--- START TASK MATERIAL ---

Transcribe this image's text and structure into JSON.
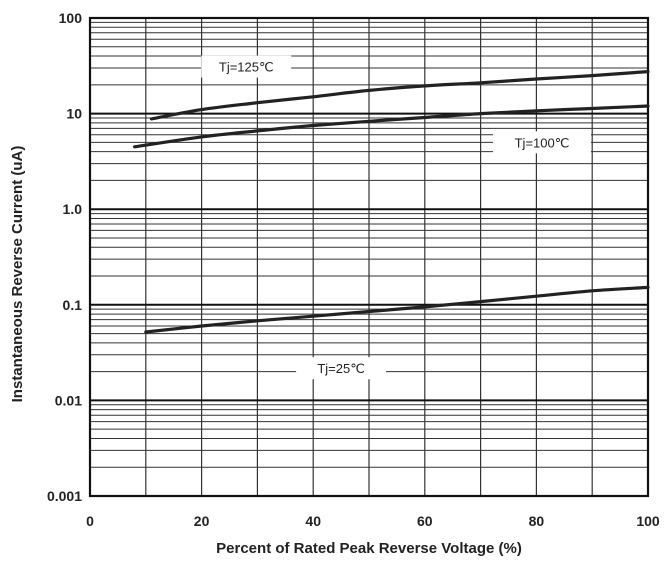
{
  "chart_data": {
    "type": "line",
    "title": "",
    "xlabel": "Percent of Rated Peak Reverse Voltage (%)",
    "ylabel": "Instantaneous Reverse Current (uA)",
    "xlim": [
      0,
      100
    ],
    "ylim": [
      0.001,
      100
    ],
    "yscale": "log",
    "grid": true,
    "x_ticks": [
      0,
      20,
      40,
      60,
      80,
      100
    ],
    "x_tick_labels": [
      "0",
      "20",
      "40",
      "60",
      "80",
      "100"
    ],
    "y_ticks": [
      0.001,
      0.01,
      0.1,
      1,
      10,
      100
    ],
    "y_tick_labels": [
      "0.001",
      "0.01",
      "0.1",
      "1.0",
      "10",
      "100"
    ],
    "series": [
      {
        "name": "Tj=125℃",
        "x": [
          11,
          20,
          30,
          40,
          50,
          60,
          70,
          80,
          90,
          100
        ],
        "y": [
          8.8,
          11,
          13,
          15,
          17.5,
          19.5,
          21,
          23,
          25,
          27.5
        ],
        "color": "#222222"
      },
      {
        "name": "Tj=100℃",
        "x": [
          8,
          20,
          30,
          40,
          50,
          60,
          70,
          80,
          90,
          100
        ],
        "y": [
          4.5,
          5.7,
          6.6,
          7.5,
          8.3,
          9.1,
          10,
          10.7,
          11.3,
          12
        ],
        "color": "#222222"
      },
      {
        "name": "Tj=25℃",
        "x": [
          10,
          20,
          30,
          40,
          50,
          60,
          70,
          80,
          90,
          100
        ],
        "y": [
          0.052,
          0.06,
          0.068,
          0.076,
          0.085,
          0.095,
          0.108,
          0.123,
          0.14,
          0.152
        ],
        "color": "#222222"
      }
    ]
  }
}
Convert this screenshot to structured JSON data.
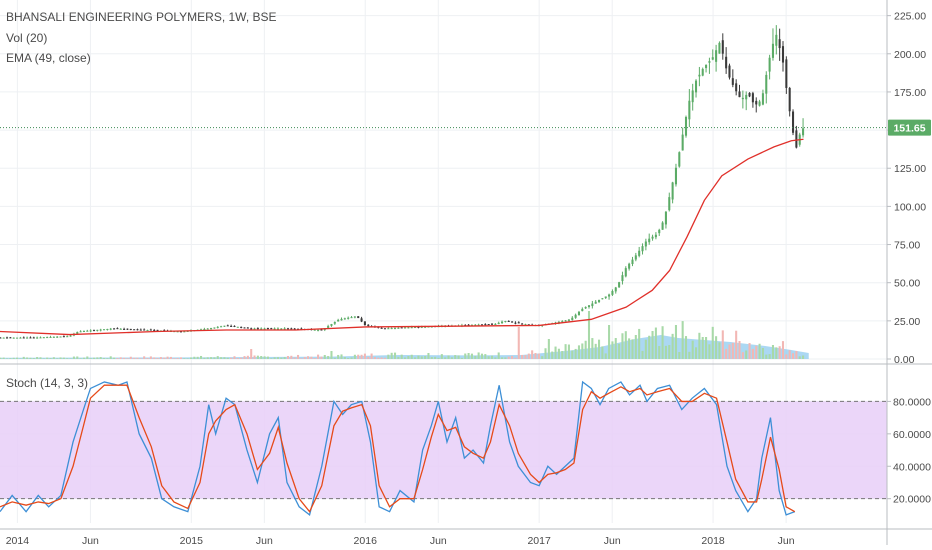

--- END TASK MATERIAL ---

STATED PROBLEM: From the data above, gather every line that includes the word "Reverse".

TASK SOLUTION:
    "xlabel": "Percent of Rated Peak Reverse Voltage (%)",
    "ylabel": "Instantaneous Reverse Current (uA)",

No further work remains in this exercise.